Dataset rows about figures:
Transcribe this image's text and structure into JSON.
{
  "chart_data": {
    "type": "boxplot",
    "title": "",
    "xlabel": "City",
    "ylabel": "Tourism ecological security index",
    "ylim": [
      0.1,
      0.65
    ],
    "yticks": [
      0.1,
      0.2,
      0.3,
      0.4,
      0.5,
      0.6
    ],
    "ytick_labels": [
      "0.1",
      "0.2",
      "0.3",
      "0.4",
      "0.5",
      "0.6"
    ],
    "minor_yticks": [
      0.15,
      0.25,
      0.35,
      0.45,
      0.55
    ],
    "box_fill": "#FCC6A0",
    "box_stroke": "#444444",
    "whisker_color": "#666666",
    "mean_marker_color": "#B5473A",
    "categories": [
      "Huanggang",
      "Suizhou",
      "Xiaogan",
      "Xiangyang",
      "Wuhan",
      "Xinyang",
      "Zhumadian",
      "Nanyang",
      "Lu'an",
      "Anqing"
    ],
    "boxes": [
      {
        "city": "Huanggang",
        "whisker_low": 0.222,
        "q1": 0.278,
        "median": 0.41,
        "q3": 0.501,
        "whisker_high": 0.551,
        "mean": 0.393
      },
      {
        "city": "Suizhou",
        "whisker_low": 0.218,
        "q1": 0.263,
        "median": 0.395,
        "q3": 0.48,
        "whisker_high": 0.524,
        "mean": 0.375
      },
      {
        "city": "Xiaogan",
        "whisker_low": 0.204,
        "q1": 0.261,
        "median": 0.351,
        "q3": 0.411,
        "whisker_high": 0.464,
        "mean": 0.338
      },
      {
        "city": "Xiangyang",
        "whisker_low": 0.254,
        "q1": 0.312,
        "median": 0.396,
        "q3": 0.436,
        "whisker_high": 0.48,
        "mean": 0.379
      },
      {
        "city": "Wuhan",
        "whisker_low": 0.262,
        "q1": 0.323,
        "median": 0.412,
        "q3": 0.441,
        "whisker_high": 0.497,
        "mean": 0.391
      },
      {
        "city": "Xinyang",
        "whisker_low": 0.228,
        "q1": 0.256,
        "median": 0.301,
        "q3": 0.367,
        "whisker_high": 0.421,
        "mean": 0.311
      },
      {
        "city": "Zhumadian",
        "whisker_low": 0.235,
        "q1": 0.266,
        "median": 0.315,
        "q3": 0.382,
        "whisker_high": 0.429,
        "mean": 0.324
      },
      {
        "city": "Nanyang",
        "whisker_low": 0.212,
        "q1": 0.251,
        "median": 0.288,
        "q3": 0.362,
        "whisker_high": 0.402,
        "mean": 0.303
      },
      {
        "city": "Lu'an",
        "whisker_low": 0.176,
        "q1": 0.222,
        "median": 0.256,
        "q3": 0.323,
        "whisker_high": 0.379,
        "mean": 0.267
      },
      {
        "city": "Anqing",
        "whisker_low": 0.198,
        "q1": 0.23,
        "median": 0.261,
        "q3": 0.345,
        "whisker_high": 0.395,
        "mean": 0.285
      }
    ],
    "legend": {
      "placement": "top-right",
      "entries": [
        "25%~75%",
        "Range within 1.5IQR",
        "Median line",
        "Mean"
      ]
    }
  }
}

Work required:
Retype the records in full. Keep every line identical to the original.

Expected answer:
Transcribe this image's text and structure into JSON.
{
  "chart_data": {
    "type": "boxplot",
    "title": "",
    "xlabel": "City",
    "ylabel": "Tourism ecological security index",
    "ylim": [
      0.1,
      0.65
    ],
    "yticks": [
      0.1,
      0.2,
      0.3,
      0.4,
      0.5,
      0.6
    ],
    "ytick_labels": [
      "0.1",
      "0.2",
      "0.3",
      "0.4",
      "0.5",
      "0.6"
    ],
    "minor_yticks": [
      0.15,
      0.25,
      0.35,
      0.45,
      0.55
    ],
    "box_fill": "#FCC6A0",
    "box_stroke": "#444444",
    "whisker_color": "#666666",
    "mean_marker_color": "#B5473A",
    "categories": [
      "Huanggang",
      "Suizhou",
      "Xiaogan",
      "Xiangyang",
      "Wuhan",
      "Xinyang",
      "Zhumadian",
      "Nanyang",
      "Lu'an",
      "Anqing"
    ],
    "boxes": [
      {
        "city": "Huanggang",
        "whisker_low": 0.222,
        "q1": 0.278,
        "median": 0.41,
        "q3": 0.501,
        "whisker_high": 0.551,
        "mean": 0.393
      },
      {
        "city": "Suizhou",
        "whisker_low": 0.218,
        "q1": 0.263,
        "median": 0.395,
        "q3": 0.48,
        "whisker_high": 0.524,
        "mean": 0.375
      },
      {
        "city": "Xiaogan",
        "whisker_low": 0.204,
        "q1": 0.261,
        "median": 0.351,
        "q3": 0.411,
        "whisker_high": 0.464,
        "mean": 0.338
      },
      {
        "city": "Xiangyang",
        "whisker_low": 0.254,
        "q1": 0.312,
        "median": 0.396,
        "q3": 0.436,
        "whisker_high": 0.48,
        "mean": 0.379
      },
      {
        "city": "Wuhan",
        "whisker_low": 0.262,
        "q1": 0.323,
        "median": 0.412,
        "q3": 0.441,
        "whisker_high": 0.497,
        "mean": 0.391
      },
      {
        "city": "Xinyang",
        "whisker_low": 0.228,
        "q1": 0.256,
        "median": 0.301,
        "q3": 0.367,
        "whisker_high": 0.421,
        "mean": 0.311
      },
      {
        "city": "Zhumadian",
        "whisker_low": 0.235,
        "q1": 0.266,
        "median": 0.315,
        "q3": 0.382,
        "whisker_high": 0.429,
        "mean": 0.324
      },
      {
        "city": "Nanyang",
        "whisker_low": 0.212,
        "q1": 0.251,
        "median": 0.288,
        "q3": 0.362,
        "whisker_high": 0.402,
        "mean": 0.303
      },
      {
        "city": "Lu'an",
        "whisker_low": 0.176,
        "q1": 0.222,
        "median": 0.256,
        "q3": 0.323,
        "whisker_high": 0.379,
        "mean": 0.267
      },
      {
        "city": "Anqing",
        "whisker_low": 0.198,
        "q1": 0.23,
        "median": 0.261,
        "q3": 0.345,
        "whisker_high": 0.395,
        "mean": 0.285
      }
    ],
    "legend": {
      "placement": "top-right",
      "entries": [
        "25%~75%",
        "Range within 1.5IQR",
        "Median line",
        "Mean"
      ]
    }
  }
}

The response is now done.